= Dataset excerpts =
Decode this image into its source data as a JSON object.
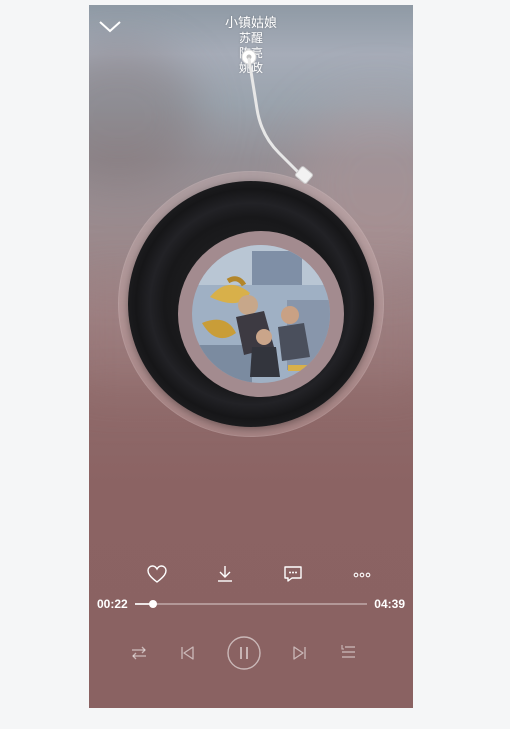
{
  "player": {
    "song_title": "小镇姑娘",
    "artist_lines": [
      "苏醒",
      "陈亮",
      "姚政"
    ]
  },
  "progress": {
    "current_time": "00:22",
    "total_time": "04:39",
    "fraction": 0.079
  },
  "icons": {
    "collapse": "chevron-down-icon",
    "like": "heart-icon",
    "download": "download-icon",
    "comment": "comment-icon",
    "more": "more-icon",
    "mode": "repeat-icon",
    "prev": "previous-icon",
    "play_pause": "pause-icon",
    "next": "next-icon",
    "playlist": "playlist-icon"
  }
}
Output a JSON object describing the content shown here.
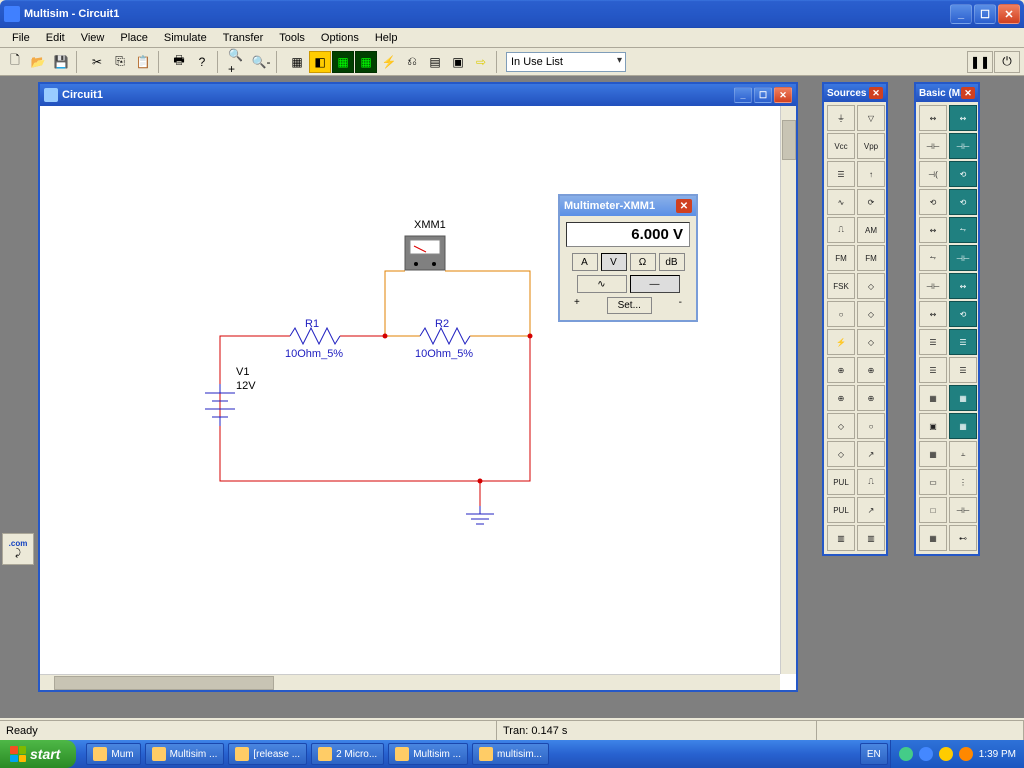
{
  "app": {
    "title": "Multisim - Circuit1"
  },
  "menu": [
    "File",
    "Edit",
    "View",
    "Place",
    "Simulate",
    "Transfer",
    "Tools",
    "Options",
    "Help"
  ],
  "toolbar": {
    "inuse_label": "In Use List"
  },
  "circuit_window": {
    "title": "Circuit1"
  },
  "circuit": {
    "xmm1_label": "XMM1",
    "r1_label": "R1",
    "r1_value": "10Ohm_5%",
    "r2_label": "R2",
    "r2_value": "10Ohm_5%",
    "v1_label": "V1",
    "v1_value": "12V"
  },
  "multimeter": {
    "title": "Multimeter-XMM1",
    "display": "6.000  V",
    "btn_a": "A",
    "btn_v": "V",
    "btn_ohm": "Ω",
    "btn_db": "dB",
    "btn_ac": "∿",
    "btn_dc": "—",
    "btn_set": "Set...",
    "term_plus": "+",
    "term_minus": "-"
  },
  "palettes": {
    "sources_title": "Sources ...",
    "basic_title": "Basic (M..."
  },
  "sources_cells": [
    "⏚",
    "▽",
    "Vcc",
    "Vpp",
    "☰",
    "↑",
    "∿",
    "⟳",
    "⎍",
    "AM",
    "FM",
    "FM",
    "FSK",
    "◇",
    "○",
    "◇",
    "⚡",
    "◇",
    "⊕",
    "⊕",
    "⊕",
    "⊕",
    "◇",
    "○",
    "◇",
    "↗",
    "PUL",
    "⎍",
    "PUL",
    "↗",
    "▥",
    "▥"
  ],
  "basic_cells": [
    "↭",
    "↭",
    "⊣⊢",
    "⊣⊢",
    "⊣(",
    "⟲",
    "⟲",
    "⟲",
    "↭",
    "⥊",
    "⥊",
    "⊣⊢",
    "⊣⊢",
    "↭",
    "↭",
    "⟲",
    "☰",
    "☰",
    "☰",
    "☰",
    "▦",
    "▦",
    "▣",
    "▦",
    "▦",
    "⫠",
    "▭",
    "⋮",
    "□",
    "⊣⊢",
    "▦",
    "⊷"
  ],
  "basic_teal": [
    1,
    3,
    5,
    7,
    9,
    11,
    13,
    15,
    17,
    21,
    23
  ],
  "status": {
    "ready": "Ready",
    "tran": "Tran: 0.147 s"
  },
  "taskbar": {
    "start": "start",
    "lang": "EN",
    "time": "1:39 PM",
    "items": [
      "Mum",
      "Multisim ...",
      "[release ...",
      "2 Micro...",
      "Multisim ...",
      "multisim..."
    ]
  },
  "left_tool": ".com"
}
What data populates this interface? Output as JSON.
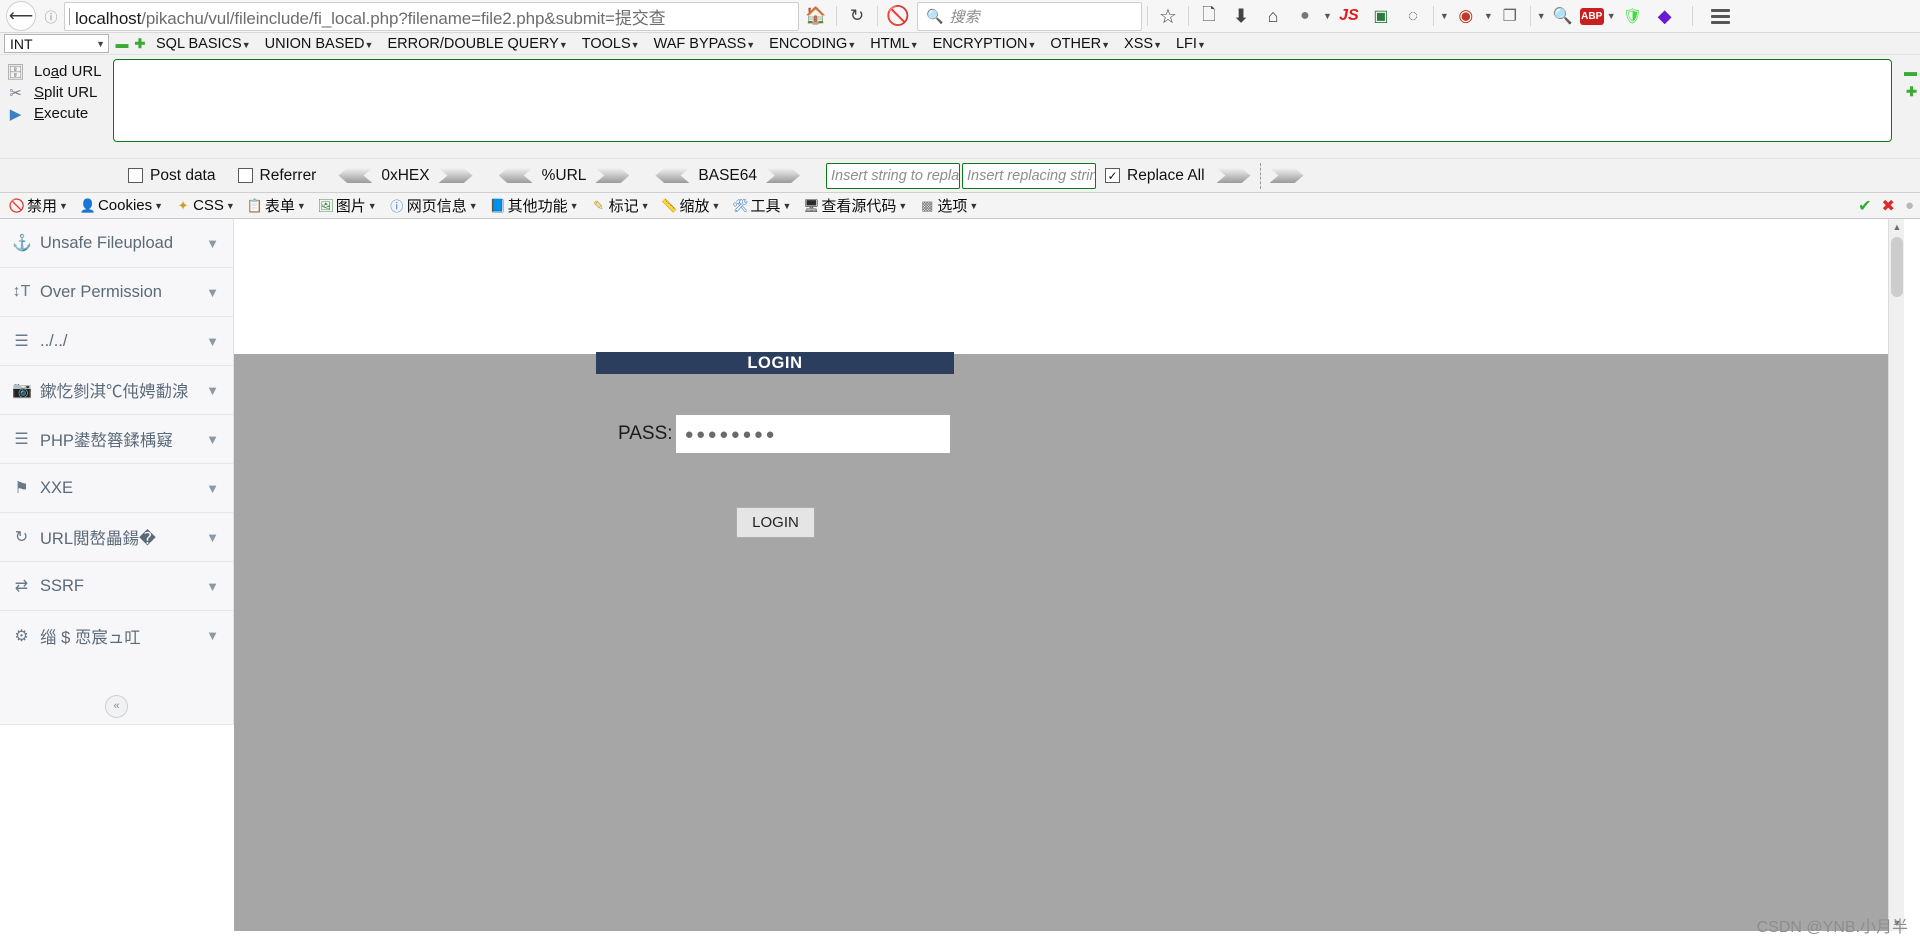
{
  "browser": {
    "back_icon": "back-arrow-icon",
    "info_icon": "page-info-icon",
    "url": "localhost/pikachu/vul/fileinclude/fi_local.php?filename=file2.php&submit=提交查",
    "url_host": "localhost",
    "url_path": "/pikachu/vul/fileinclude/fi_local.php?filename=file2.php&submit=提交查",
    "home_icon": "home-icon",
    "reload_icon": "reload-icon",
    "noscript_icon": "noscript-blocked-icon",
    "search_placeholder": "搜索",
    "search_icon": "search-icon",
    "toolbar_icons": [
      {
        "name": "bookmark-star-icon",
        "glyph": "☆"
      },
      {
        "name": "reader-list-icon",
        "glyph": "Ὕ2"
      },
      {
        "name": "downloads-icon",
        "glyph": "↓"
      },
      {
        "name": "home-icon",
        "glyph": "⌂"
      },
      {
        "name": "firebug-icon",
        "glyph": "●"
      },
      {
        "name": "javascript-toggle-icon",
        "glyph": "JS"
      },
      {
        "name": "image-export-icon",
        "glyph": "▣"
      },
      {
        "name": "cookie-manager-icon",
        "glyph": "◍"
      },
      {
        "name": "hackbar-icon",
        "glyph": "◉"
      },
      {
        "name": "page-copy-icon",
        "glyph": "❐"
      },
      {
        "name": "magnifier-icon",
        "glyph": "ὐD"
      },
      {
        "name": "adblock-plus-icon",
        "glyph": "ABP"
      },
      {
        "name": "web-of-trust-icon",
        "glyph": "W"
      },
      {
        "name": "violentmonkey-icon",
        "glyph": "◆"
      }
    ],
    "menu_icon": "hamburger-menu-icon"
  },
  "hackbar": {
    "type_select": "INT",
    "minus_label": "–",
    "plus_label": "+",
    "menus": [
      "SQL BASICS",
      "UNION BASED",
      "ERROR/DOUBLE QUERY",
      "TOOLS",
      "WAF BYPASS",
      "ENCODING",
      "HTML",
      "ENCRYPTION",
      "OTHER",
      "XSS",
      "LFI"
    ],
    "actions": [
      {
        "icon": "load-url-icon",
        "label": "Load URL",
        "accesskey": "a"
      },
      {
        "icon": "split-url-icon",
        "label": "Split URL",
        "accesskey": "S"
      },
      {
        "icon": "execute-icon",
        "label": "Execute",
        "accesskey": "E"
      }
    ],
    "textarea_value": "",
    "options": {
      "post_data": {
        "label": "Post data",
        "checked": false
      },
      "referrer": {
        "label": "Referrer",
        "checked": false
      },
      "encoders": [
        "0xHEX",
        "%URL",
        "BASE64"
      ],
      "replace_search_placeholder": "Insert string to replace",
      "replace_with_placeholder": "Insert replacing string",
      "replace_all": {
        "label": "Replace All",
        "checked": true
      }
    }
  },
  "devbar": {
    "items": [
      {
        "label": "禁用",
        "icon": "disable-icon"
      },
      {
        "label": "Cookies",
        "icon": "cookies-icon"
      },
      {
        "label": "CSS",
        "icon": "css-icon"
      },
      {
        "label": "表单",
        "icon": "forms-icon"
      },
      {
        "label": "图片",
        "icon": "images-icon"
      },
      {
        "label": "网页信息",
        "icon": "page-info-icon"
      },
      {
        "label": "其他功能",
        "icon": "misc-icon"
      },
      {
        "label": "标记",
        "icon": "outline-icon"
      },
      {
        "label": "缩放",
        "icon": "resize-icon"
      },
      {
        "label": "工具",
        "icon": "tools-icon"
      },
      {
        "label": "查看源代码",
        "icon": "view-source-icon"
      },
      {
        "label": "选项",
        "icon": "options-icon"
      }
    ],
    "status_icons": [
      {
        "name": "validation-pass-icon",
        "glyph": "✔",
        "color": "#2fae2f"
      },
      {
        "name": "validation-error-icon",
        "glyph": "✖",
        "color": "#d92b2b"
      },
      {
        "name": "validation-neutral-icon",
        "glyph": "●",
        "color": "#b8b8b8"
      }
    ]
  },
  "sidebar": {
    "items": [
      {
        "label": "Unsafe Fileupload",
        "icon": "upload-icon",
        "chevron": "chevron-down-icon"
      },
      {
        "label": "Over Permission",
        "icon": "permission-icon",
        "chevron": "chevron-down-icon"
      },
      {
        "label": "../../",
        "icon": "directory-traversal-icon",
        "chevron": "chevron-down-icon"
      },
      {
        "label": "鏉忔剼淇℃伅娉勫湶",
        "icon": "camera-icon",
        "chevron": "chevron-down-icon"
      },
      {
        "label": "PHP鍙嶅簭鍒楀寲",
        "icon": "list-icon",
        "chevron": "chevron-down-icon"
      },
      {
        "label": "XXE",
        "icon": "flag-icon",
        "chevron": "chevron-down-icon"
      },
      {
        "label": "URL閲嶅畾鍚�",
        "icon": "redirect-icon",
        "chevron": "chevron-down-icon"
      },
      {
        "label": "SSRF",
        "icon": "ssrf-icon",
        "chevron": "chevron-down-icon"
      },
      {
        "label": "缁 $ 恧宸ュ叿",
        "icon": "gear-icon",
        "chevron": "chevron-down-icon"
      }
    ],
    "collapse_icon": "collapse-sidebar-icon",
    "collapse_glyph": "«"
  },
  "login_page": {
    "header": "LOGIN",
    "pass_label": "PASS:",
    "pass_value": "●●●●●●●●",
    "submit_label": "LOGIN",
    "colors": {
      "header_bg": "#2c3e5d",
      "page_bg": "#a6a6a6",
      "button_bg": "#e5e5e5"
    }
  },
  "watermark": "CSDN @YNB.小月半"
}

= WHAT NEEDS TO BE DONE =
For each line above that contains the word "fileinclude", copy that line.

= THE RESULT =
    "url": "localhost/pikachu/vul/fileinclude/fi_local.php?filename=file2.php&submit=提交查",
    "url_path": "/pikachu/vul/fileinclude/fi_local.php?filename=file2.php&submit=提交查",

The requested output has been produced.